SELECTION:
--- START ---
It’s not uncommon for pastors of small churches in small towns to moonlight at another job to make ends meet. Usually, though, that other job isn’t as a professional wrestler. Or as a masked vigilante taking it right to the crooks.

But that is exactly Chris Samuels’ life.

Chris suffered at the hands of bullies as a boy, and he suffered when his father abandoned his family. So little Chris sought solace in the bigger-than-life world of televised professional wrestling. He’s so enamored that he grows up to be a professional wrestler known as the Saint. But while pro wrestling is often accused of being a highly scripted and choreographed gimmick, Chris’ faith certainly isn’t. So much so that he’s willing to walk away from all the masked mayhem in the ring to tackle some mainline mayhem in the pulpit of a small church, Westside Baptist, in economically downtrodden, crime-ridden Rolling Spring, Mich.

Chris, along with his wife, Michelle, and their precocious grade-schooler, Carrie, are convinced they can turn around a church that’s forced out two previous pastors in quick succession. But a host of travails—from maintenance problems to Chris’ lackluster preaching style to a manipulative church member—soon erode the weary wrestler’s confidence and leadership.

Amid those struggles, two other things happen. Church matriarch Miss Edna takes Chris to a professional wrestling match in town where Chris impulsively finds himself donning his Saint mask to help another grappler being pummeled by the Saint’s meanspirited former nemesis, the Reaper. And after the spontaneous two-on-one bout, Chris also comes to the aid of a prostitute being beaten by her pimp on the street, giving her abuser a savage lashing.

Chris’ unexpected return to fighting—in the ring and on the streets as he battles crime as a vigilante do-gooder—energizes his sense of calling at church. But the wrestler/pastor/crime-fighter makes enemies along the way that have to be dealt with … as does the fact that this seemingly mild-mannered preacher is now cloaking some big secrets from his family and congregation.

Positive Elements

Chris’ life preaches this singular message: Drum up the courage to do the right thing, even when it’s hard.

Miss Edna intuitively understands that Chris has some deep wounds from his childhood that need to be dealt with. She tells him (after he heals from an injury suffered in what’s supposedly his last professional bout before he becomes a pastor), “You’ve healed your leg, but I want you to remember that the heart can be healed, too.” Other wisdom from Miss Edna includes her reminder, “The world can only be changed by our actions.”

Chris calls out his next-door neighbor for abusing his wife, and a pretty tense confrontation between the two men results in a change in the offender’s heart. Chris and his new flock work together to raise the necessary money to keep things going at the church.

Spiritual Elements

Over and over again, Chris, his wife and others have to decide whether to keep on believing in the face of adversity. And ultimately they hold on to their faith. Miss Edna says, “The Lord loves anyone who fights for what he knows is right.”
--- END ---
DATA:
--- START ---
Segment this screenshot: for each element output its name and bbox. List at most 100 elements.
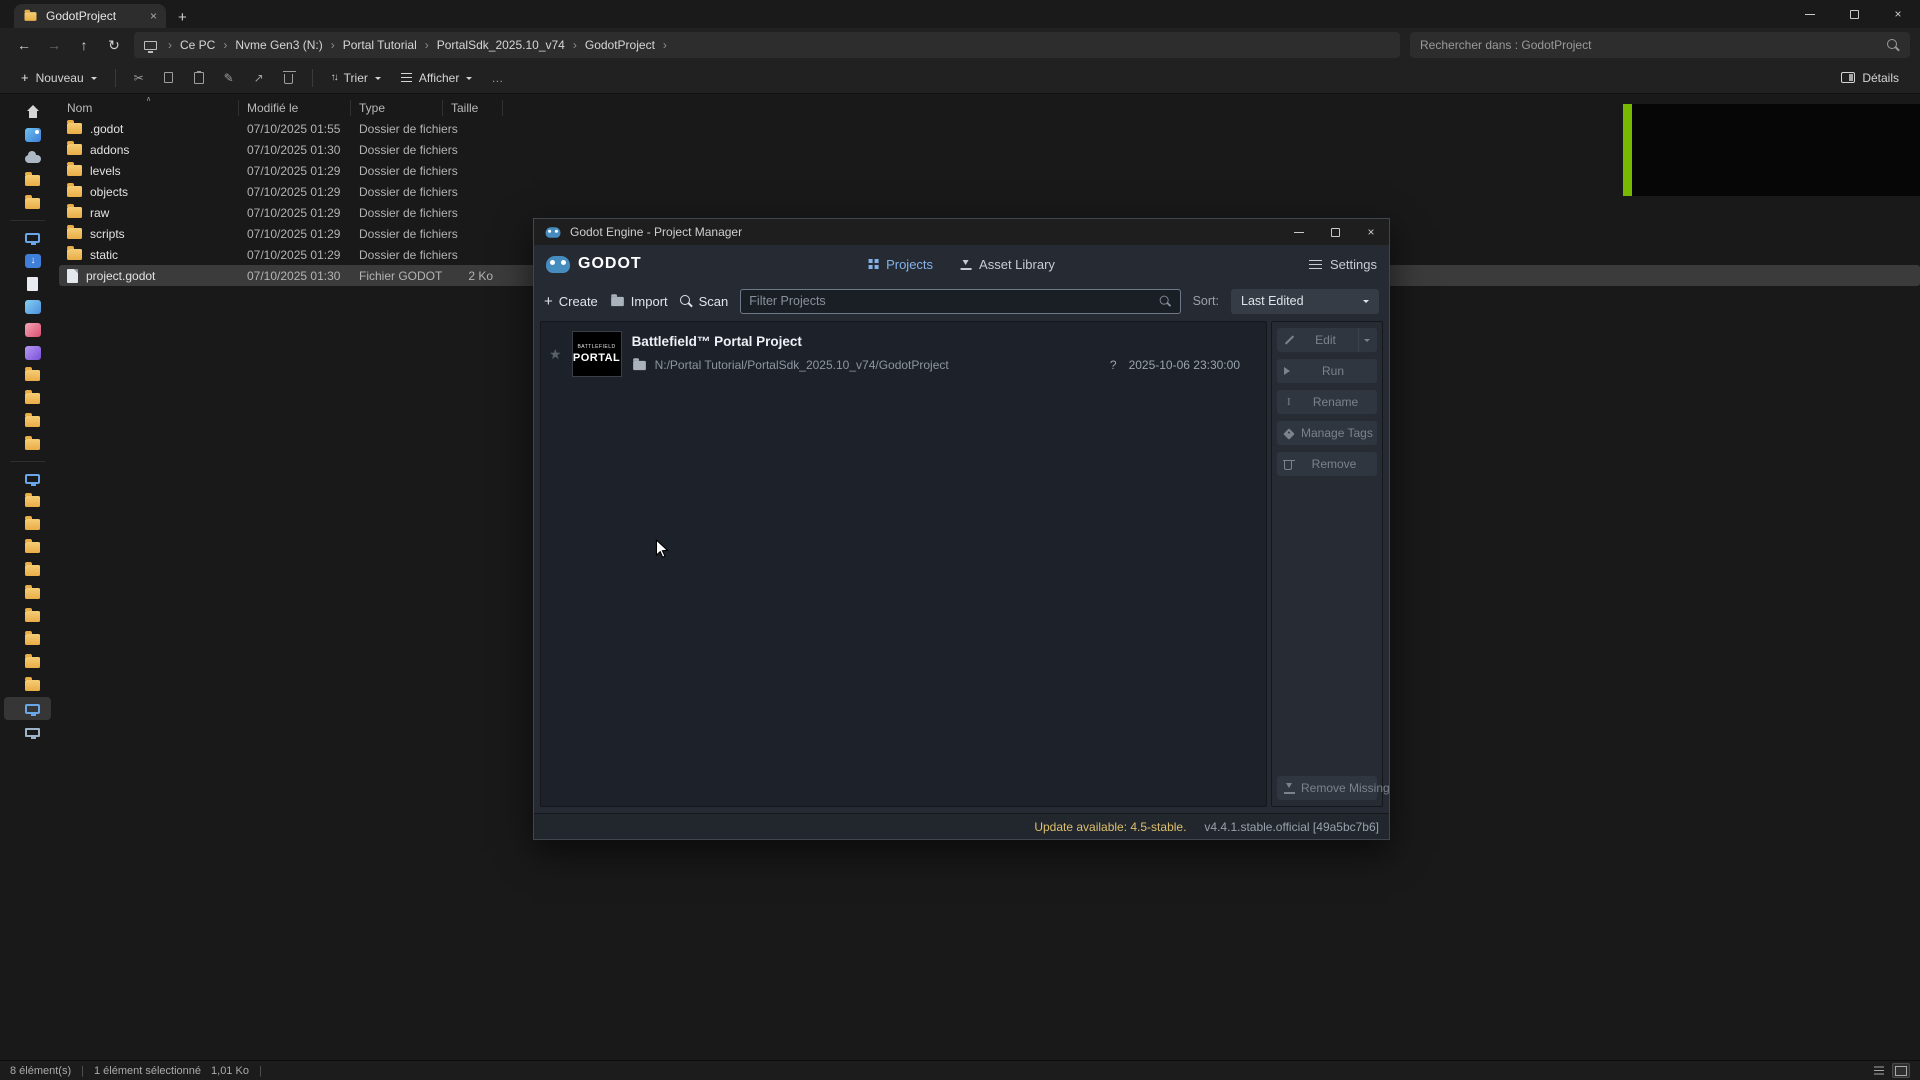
--- END ---
GOAL OF THE EXERCISE:
Answer from the text about Chris Samuels, the wrestler who becomes a pastor:
(a) What is the name of the church where Chris takes the pulpit?
(b) What is the ring name of the Saint's former nemesis?
(c) What does Chris call out his next-door neighbor for?

THE REPLY:
(a) Westside Baptist
(b) The Reaper
(c) Abusing his wife